[Task material]
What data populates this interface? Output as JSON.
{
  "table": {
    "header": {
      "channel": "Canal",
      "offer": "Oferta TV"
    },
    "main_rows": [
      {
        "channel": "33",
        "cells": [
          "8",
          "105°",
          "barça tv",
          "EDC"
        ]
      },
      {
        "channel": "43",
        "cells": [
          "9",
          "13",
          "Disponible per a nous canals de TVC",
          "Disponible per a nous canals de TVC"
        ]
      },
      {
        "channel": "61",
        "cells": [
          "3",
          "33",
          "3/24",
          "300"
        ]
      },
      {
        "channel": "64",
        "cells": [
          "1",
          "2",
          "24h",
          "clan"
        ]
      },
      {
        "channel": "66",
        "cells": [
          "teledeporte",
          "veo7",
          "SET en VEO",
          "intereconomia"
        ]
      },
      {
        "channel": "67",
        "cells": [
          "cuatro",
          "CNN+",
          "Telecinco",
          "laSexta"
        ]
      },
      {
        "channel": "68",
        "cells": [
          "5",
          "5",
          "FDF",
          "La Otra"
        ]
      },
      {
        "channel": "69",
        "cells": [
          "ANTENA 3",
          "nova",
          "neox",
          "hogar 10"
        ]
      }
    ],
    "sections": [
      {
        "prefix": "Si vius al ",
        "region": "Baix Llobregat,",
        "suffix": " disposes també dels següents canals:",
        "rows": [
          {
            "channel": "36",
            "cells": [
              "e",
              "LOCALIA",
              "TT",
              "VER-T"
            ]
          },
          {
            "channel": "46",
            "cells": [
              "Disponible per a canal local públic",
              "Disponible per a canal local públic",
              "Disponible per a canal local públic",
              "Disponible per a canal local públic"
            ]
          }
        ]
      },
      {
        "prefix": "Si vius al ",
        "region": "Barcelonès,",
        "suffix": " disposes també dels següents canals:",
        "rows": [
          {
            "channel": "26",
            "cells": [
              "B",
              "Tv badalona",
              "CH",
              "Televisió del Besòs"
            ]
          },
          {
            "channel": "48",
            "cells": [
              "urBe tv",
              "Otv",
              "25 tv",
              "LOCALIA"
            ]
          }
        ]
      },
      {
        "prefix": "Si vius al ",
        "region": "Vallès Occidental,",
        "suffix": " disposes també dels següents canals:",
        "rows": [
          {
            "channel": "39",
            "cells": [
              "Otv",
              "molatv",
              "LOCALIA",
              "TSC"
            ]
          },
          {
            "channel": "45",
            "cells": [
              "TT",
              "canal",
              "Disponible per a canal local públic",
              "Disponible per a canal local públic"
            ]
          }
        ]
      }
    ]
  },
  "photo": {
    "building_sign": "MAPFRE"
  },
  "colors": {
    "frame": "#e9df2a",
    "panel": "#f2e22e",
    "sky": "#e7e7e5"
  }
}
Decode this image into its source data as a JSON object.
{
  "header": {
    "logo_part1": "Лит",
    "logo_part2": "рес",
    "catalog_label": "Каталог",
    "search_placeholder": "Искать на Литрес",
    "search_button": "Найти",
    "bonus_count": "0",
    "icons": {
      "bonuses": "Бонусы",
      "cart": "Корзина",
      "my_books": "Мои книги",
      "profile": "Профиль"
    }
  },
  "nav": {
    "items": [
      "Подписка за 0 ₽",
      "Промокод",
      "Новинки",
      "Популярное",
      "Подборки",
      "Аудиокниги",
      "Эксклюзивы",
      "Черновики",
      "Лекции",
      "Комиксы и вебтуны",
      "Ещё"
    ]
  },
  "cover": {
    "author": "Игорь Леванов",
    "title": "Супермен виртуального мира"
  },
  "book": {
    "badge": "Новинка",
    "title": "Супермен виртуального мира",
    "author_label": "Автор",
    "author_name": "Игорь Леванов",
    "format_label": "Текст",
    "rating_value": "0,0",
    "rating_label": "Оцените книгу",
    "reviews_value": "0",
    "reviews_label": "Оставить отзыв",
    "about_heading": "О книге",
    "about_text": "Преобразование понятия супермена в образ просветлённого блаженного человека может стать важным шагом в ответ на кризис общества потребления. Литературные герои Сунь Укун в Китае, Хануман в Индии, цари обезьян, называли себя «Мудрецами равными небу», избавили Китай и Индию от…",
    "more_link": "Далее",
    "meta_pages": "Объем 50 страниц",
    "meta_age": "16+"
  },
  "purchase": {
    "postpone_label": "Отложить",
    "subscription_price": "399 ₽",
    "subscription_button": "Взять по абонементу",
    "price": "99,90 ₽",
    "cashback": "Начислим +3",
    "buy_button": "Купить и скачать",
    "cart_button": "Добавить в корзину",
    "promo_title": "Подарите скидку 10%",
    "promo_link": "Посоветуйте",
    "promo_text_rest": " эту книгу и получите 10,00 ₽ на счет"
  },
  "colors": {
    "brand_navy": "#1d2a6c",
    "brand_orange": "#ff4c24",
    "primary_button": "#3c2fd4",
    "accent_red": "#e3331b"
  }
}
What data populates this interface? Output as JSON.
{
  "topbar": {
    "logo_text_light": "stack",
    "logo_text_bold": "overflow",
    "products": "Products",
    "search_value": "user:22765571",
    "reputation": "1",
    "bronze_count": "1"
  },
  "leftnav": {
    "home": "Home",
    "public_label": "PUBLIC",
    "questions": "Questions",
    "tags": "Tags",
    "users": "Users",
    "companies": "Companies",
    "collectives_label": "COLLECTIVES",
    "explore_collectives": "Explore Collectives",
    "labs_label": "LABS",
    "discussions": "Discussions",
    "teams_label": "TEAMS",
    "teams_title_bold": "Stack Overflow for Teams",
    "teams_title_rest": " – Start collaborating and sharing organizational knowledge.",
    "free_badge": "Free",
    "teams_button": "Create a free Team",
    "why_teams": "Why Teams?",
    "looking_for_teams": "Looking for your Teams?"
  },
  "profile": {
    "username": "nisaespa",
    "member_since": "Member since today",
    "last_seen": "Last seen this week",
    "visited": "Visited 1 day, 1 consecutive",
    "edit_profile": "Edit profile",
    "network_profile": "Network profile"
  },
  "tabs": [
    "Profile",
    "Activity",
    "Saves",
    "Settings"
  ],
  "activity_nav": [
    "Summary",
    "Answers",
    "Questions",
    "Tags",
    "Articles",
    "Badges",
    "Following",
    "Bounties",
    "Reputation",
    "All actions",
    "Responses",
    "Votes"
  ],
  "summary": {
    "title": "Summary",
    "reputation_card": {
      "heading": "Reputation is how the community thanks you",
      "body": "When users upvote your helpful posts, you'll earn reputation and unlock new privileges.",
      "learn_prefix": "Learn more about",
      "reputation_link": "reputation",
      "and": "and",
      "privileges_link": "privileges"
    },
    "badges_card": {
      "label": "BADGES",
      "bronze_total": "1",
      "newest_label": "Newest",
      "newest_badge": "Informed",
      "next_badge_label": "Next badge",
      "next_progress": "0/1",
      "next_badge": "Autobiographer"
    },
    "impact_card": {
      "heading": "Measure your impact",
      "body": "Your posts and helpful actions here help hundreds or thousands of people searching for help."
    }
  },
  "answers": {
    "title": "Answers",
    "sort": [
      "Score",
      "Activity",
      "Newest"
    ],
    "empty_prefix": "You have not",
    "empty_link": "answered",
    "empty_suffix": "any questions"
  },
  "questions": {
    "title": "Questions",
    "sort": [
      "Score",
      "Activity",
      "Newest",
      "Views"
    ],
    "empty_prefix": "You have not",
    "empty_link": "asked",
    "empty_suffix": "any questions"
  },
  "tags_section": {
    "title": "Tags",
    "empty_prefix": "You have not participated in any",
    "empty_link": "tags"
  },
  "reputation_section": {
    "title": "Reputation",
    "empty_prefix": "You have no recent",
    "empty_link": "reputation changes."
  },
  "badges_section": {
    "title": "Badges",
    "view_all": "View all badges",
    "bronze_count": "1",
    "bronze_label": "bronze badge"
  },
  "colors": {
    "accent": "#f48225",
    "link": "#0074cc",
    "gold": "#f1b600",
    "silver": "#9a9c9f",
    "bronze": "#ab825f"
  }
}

[Task brief]
Scan the lines for the string "helpful". Copy out each line that matches.

[Response to this task]
      "body": "When users upvote your helpful posts, you'll earn reputation and unlock new privileges.",
      "body": "Your posts and helpful actions here help hundreds or thousands of people searching for help."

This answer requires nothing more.